> _WRITTEN REQUEST_: Work out how many lines hold the string "Member". The answer is a single number, nothing more.

> _MATERIAL TO PROCESS_:
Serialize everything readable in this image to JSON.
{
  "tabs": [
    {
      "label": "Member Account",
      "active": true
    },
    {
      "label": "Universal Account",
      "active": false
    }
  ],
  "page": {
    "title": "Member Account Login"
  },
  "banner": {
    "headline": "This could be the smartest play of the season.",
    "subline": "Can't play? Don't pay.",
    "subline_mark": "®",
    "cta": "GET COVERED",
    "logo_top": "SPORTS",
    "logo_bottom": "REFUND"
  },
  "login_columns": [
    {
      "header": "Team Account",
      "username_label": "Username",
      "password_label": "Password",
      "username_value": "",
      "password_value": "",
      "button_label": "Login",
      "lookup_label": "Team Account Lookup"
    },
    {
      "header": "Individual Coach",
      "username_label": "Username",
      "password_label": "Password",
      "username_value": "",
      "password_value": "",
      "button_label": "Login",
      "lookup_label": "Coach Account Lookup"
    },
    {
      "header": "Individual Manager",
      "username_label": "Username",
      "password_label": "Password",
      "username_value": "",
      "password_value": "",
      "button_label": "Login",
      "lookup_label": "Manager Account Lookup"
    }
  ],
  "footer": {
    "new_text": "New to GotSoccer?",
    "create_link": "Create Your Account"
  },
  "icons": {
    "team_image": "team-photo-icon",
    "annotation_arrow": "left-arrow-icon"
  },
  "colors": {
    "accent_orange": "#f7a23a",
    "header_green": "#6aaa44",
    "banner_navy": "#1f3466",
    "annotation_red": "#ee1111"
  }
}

> _RESULT_: 2